[What is required] Set down each line of the records once more, precisely, and omit the pictures.

══ Data listing

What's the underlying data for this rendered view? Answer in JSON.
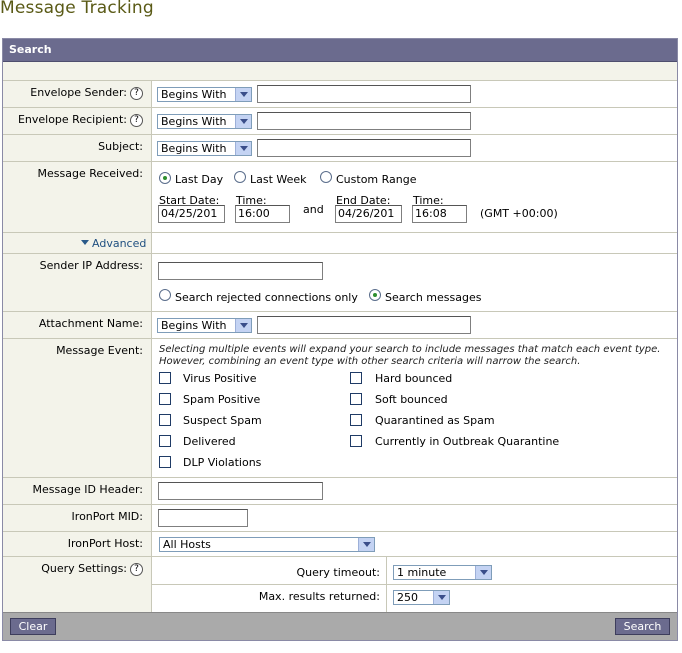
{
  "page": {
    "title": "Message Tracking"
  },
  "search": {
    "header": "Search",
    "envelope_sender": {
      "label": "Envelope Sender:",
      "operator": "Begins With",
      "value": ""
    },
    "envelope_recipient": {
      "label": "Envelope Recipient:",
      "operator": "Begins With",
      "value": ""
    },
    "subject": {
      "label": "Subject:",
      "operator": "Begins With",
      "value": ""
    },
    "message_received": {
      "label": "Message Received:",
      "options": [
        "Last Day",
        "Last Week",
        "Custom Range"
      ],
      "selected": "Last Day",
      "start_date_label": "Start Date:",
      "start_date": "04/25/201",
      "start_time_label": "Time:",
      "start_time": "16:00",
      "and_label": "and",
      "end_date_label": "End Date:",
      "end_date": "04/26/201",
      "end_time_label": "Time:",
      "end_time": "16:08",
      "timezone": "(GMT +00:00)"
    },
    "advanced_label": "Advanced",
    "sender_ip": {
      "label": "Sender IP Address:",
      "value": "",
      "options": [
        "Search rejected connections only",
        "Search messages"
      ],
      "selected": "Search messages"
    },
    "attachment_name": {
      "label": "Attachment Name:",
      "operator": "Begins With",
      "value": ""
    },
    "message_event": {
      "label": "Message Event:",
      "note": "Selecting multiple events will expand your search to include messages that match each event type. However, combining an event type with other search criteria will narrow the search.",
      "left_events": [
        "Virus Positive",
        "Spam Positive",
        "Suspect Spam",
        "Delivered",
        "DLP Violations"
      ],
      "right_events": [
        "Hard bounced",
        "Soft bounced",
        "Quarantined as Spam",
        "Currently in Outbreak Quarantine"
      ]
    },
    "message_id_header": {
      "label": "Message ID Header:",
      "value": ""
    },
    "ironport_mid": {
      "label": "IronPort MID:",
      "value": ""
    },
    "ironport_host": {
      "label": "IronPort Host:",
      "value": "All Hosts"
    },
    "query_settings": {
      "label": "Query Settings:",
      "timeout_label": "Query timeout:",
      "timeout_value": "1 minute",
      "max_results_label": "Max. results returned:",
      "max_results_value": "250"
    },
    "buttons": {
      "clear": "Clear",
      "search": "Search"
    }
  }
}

════

[Solved exercise]
What's the underlying data for this rendered view? Answer in JSON.
{
  "page": {
    "title": "Message Tracking"
  },
  "search": {
    "header": "Search",
    "envelope_sender": {
      "label": "Envelope Sender:",
      "operator": "Begins With",
      "value": ""
    },
    "envelope_recipient": {
      "label": "Envelope Recipient:",
      "operator": "Begins With",
      "value": ""
    },
    "subject": {
      "label": "Subject:",
      "operator": "Begins With",
      "value": ""
    },
    "message_received": {
      "label": "Message Received:",
      "options": [
        "Last Day",
        "Last Week",
        "Custom Range"
      ],
      "selected": "Last Day",
      "start_date_label": "Start Date:",
      "start_date": "04/25/201",
      "start_time_label": "Time:",
      "start_time": "16:00",
      "and_label": "and",
      "end_date_label": "End Date:",
      "end_date": "04/26/201",
      "end_time_label": "Time:",
      "end_time": "16:08",
      "timezone": "(GMT +00:00)"
    },
    "advanced_label": "Advanced",
    "sender_ip": {
      "label": "Sender IP Address:",
      "value": "",
      "options": [
        "Search rejected connections only",
        "Search messages"
      ],
      "selected": "Search messages"
    },
    "attachment_name": {
      "label": "Attachment Name:",
      "operator": "Begins With",
      "value": ""
    },
    "message_event": {
      "label": "Message Event:",
      "note": "Selecting multiple events will expand your search to include messages that match each event type. However, combining an event type with other search criteria will narrow the search.",
      "left_events": [
        "Virus Positive",
        "Spam Positive",
        "Suspect Spam",
        "Delivered",
        "DLP Violations"
      ],
      "right_events": [
        "Hard bounced",
        "Soft bounced",
        "Quarantined as Spam",
        "Currently in Outbreak Quarantine"
      ]
    },
    "message_id_header": {
      "label": "Message ID Header:",
      "value": ""
    },
    "ironport_mid": {
      "label": "IronPort MID:",
      "value": ""
    },
    "ironport_host": {
      "label": "IronPort Host:",
      "value": "All Hosts"
    },
    "query_settings": {
      "label": "Query Settings:",
      "timeout_label": "Query timeout:",
      "timeout_value": "1 minute",
      "max_results_label": "Max. results returned:",
      "max_results_value": "250"
    },
    "buttons": {
      "clear": "Clear",
      "search": "Search"
    }
  }
}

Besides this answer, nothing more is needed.